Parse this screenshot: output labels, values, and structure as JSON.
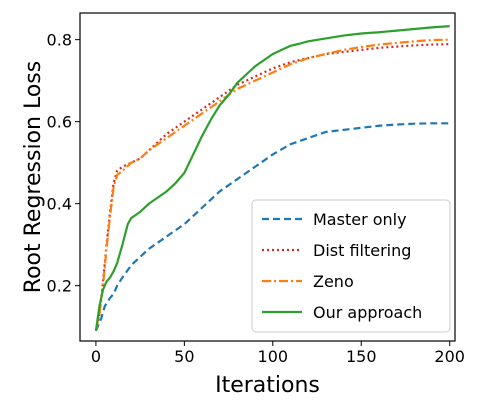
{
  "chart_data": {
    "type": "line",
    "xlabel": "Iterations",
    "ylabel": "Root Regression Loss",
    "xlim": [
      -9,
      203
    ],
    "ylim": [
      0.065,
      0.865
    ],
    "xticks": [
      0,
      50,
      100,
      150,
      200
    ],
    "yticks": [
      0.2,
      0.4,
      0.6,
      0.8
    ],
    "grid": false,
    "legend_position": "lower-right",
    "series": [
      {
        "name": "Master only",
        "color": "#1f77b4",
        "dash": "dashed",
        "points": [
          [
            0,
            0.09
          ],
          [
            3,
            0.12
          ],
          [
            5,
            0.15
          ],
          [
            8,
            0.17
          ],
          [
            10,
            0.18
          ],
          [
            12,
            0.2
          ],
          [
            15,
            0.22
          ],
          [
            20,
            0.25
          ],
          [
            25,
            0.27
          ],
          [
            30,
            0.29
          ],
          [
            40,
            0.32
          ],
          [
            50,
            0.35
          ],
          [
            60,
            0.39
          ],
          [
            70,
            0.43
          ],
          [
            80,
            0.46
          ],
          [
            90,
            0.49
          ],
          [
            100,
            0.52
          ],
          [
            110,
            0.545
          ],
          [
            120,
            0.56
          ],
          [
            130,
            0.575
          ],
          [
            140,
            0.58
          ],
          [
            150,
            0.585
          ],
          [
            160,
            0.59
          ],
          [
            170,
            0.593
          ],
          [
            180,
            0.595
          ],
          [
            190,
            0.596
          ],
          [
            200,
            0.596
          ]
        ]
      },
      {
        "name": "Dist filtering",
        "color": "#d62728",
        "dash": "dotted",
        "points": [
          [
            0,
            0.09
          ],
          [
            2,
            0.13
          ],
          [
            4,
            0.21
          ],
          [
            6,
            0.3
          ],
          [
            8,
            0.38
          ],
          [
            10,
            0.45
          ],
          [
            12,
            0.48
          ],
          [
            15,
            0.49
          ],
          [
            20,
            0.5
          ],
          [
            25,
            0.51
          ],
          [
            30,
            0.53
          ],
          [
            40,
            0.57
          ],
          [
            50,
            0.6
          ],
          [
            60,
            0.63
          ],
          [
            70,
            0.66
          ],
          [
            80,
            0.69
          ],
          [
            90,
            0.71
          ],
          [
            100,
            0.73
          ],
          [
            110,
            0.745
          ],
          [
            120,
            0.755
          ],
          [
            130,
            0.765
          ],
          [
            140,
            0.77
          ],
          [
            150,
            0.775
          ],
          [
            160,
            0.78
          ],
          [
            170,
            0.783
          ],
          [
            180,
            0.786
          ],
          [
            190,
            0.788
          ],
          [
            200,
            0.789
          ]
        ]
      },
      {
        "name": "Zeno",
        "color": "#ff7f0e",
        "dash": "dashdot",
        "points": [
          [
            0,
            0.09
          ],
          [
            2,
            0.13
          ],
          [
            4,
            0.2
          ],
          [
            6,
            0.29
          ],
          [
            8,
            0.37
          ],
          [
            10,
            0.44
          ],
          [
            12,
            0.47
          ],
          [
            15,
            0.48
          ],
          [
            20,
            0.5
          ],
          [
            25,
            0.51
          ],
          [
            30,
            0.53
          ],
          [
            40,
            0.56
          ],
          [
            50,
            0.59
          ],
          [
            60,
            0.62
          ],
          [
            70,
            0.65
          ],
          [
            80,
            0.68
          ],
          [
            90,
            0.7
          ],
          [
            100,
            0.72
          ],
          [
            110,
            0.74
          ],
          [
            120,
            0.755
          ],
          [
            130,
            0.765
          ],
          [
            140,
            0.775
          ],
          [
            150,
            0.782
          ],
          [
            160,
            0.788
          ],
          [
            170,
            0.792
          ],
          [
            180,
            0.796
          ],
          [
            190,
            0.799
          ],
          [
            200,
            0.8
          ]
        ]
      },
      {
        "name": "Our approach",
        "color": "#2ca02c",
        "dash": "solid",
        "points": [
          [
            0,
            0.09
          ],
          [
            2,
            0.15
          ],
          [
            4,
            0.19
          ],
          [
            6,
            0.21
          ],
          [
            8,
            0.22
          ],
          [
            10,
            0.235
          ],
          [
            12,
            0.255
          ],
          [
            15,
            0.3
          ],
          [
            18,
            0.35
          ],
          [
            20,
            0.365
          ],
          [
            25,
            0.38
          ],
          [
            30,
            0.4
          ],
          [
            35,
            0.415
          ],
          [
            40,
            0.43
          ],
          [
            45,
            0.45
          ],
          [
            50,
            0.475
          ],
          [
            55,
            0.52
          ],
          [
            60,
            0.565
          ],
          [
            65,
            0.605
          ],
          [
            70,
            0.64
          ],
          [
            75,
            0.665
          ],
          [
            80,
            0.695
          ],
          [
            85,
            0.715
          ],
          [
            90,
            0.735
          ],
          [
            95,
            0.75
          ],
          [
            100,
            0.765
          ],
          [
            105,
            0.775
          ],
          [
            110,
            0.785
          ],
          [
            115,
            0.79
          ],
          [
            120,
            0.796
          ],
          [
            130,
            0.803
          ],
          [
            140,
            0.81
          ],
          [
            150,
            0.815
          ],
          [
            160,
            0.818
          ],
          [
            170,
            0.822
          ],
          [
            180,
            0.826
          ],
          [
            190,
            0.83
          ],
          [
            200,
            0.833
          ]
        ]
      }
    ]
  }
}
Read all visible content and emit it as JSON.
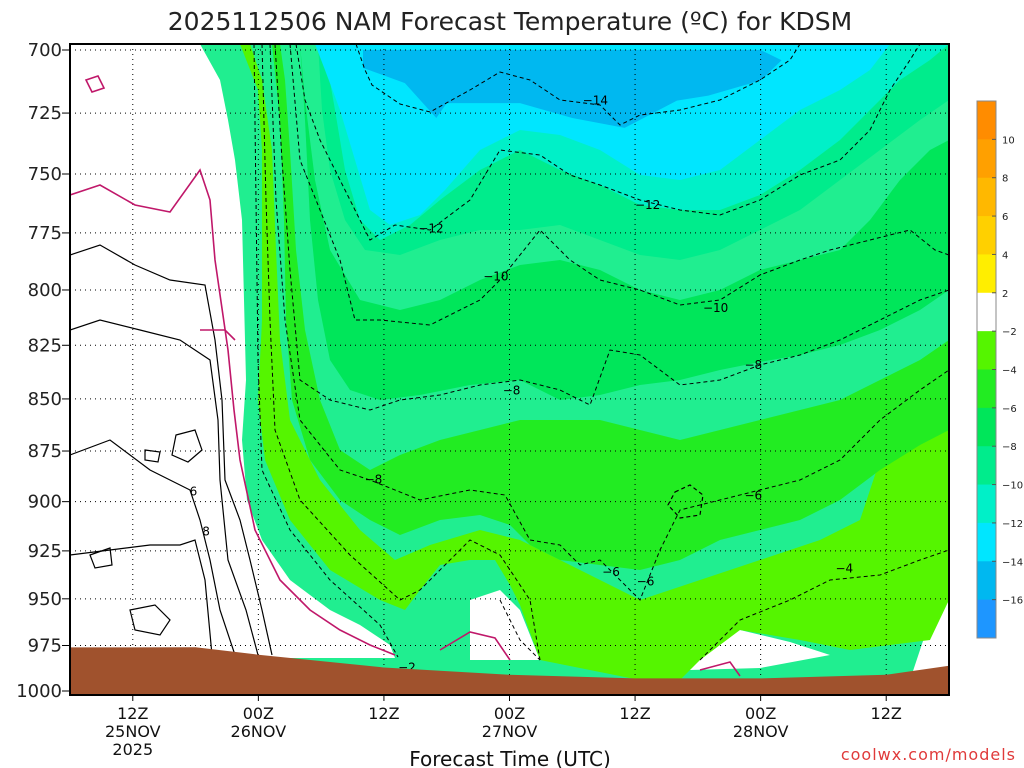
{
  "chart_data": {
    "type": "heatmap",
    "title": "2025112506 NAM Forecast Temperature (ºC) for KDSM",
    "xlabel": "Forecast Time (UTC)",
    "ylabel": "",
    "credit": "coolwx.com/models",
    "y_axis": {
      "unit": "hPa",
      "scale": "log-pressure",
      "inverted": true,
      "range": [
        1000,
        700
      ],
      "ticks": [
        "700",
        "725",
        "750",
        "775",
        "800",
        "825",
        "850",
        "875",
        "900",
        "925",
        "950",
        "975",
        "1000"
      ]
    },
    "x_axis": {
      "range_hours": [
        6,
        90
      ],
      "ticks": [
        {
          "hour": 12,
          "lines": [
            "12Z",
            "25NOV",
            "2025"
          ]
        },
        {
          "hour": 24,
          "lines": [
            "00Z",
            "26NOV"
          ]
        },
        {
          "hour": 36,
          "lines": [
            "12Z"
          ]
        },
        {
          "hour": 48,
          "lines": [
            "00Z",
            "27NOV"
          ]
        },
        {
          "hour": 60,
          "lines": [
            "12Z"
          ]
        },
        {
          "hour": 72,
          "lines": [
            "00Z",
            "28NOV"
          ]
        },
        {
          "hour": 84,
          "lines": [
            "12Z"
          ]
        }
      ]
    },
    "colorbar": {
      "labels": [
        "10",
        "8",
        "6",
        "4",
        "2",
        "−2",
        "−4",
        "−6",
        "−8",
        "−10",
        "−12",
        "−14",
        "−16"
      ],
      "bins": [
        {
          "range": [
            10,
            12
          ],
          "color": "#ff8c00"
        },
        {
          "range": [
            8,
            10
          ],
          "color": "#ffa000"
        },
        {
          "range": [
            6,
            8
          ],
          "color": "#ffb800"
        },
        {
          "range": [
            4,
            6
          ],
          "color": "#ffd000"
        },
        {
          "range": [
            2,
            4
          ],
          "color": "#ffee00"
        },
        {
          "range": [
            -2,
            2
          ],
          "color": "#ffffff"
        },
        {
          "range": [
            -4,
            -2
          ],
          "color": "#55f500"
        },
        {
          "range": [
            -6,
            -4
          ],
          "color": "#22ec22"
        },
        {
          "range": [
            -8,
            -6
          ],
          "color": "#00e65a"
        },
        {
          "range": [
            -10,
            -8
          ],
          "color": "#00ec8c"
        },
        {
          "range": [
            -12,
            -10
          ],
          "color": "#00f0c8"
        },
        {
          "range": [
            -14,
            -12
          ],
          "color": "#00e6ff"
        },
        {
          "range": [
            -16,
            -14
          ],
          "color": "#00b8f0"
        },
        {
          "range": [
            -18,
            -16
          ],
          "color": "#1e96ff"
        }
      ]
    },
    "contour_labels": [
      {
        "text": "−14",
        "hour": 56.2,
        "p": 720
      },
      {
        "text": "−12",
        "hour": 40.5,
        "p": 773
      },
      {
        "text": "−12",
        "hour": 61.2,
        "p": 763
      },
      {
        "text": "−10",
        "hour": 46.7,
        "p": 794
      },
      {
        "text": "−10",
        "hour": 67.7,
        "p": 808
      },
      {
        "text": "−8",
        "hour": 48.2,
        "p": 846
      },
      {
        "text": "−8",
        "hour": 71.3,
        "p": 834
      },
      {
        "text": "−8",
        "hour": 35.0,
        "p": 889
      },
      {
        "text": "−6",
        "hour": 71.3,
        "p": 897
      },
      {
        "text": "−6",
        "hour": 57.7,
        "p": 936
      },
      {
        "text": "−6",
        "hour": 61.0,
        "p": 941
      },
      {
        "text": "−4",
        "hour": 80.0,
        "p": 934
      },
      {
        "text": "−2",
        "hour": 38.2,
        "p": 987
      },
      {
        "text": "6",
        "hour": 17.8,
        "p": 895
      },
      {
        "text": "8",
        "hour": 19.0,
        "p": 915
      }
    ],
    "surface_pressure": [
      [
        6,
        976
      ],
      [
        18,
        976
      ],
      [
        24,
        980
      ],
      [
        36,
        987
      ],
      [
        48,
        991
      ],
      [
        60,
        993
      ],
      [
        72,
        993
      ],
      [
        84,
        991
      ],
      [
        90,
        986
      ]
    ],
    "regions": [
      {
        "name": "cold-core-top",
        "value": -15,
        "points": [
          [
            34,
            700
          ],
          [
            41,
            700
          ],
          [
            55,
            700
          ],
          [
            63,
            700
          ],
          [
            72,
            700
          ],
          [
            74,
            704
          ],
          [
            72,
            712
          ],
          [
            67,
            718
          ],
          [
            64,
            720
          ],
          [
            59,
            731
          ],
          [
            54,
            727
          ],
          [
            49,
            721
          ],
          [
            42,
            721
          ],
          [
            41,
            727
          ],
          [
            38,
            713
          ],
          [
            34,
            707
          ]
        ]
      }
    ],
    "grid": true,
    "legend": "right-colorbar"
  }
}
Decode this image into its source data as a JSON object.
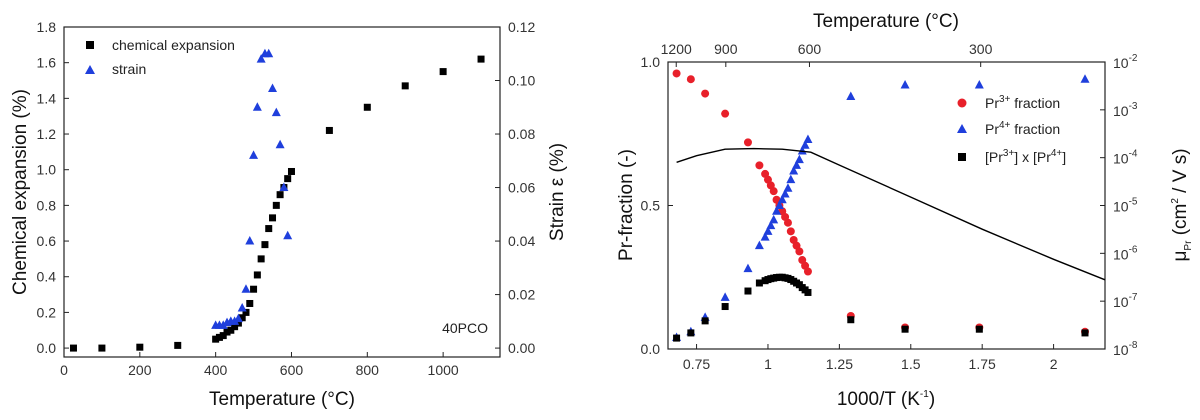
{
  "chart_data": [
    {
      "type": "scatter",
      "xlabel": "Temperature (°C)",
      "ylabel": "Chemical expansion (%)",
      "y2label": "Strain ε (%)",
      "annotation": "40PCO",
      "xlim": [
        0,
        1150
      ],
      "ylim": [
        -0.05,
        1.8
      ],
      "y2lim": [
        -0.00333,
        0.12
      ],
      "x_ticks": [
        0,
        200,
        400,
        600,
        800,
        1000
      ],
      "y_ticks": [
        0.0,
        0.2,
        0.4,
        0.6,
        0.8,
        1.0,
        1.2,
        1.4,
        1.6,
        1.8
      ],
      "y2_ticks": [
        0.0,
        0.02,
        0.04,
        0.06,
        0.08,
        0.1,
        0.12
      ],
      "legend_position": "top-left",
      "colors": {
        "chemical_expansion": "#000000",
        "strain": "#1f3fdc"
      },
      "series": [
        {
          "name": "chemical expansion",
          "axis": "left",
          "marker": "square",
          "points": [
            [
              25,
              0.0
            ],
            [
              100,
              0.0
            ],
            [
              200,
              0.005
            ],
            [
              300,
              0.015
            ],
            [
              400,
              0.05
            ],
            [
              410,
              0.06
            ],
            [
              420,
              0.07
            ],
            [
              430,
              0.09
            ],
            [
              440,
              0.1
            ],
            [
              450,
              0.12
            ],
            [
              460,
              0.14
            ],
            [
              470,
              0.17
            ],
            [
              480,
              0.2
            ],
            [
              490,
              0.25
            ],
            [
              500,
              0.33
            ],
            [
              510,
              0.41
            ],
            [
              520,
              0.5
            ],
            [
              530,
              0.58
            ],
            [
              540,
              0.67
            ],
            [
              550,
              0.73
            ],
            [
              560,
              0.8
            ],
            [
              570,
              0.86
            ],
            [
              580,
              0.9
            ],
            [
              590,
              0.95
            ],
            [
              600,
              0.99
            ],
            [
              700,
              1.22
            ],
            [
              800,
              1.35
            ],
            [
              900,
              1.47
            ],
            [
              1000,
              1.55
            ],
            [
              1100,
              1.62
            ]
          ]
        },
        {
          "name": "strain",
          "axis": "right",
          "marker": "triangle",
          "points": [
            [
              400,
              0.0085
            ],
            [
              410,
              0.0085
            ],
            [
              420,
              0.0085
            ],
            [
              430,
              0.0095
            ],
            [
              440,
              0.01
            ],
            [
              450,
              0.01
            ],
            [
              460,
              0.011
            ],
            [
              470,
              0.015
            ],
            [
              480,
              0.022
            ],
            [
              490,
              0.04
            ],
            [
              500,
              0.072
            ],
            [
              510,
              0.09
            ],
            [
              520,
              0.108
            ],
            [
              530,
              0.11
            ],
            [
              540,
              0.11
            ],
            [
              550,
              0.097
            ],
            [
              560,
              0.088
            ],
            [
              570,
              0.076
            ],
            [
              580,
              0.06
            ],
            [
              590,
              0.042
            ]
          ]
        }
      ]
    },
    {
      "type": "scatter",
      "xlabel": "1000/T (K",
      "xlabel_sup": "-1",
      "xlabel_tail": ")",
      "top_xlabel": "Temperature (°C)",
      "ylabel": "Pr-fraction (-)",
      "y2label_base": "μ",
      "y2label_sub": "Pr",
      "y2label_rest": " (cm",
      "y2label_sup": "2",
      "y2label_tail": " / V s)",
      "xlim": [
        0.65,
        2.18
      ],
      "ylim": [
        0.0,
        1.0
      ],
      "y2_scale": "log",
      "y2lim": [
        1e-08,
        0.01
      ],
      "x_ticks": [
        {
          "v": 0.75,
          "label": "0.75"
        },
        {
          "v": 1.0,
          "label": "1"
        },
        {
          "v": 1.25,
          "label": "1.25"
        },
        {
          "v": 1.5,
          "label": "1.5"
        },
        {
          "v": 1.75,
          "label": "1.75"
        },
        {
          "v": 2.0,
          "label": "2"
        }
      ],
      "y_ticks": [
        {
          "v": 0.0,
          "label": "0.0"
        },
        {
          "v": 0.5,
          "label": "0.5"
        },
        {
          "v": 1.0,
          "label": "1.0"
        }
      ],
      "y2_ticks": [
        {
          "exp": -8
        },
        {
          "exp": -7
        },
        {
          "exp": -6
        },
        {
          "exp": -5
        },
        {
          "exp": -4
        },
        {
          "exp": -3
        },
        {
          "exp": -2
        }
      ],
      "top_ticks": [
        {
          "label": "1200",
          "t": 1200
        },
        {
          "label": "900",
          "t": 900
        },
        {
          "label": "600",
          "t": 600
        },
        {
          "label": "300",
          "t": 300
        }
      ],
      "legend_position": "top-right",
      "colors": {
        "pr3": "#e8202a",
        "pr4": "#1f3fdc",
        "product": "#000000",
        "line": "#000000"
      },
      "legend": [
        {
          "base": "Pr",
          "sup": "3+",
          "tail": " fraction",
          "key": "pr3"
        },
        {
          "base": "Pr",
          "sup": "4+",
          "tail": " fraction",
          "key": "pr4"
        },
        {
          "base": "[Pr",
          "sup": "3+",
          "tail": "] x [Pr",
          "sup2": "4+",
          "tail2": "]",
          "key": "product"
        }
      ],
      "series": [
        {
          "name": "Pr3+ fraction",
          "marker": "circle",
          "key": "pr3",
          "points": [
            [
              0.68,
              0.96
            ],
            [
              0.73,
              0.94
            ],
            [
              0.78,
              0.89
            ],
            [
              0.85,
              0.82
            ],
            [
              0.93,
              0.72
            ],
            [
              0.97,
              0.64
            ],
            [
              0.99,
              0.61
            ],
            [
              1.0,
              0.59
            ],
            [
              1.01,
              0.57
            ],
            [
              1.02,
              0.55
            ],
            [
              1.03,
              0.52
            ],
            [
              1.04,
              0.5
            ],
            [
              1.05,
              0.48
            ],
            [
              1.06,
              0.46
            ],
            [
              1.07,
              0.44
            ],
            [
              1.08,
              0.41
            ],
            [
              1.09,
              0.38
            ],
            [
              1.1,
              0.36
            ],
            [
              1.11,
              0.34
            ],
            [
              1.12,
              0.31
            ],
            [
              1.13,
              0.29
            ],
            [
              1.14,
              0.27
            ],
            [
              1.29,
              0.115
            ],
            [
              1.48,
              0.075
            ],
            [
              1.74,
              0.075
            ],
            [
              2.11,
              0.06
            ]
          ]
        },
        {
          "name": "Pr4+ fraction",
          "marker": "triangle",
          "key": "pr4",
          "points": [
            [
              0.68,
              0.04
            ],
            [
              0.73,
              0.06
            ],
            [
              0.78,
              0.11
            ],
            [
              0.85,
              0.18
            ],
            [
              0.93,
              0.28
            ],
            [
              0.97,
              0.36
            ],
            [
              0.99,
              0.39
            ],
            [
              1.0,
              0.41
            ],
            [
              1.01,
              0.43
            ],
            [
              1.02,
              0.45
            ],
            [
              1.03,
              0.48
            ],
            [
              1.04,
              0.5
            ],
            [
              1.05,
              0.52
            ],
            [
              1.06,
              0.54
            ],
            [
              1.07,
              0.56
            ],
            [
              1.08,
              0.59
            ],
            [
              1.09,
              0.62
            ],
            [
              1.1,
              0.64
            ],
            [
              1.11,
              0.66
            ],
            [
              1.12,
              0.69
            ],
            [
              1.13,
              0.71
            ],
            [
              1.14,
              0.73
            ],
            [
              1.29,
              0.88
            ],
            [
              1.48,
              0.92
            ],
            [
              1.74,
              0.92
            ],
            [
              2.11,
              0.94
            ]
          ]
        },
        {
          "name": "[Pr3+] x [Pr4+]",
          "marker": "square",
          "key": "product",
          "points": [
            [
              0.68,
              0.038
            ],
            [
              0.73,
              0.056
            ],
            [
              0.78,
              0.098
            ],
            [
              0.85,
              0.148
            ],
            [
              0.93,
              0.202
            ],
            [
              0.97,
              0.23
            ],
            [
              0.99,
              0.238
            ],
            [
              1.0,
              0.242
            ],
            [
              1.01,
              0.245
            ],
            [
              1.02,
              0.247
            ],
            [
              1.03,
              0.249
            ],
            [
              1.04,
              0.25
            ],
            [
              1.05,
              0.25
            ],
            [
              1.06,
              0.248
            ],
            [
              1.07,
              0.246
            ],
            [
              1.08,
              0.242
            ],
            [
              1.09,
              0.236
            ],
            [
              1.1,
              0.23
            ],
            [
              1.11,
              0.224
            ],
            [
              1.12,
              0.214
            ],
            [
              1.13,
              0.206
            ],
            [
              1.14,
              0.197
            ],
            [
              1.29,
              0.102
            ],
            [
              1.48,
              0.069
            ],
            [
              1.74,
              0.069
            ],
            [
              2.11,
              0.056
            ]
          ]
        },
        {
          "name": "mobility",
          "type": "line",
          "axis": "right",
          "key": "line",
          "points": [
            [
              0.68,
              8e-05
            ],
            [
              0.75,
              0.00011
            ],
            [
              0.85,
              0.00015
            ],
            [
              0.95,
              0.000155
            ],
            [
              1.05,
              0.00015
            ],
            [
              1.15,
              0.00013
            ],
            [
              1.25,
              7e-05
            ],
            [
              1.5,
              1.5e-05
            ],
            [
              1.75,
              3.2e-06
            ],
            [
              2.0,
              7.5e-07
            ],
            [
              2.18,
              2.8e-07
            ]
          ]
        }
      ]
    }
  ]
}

────────────────────

Written request →
Each line that holds the word "right" is to be copied.

Answer for this exercise →
    "legend_position": "lower-right",
    "legend": "right-colorbar"
          "axis": "right",
      "legend_position": "top-right",
          "axis": "right",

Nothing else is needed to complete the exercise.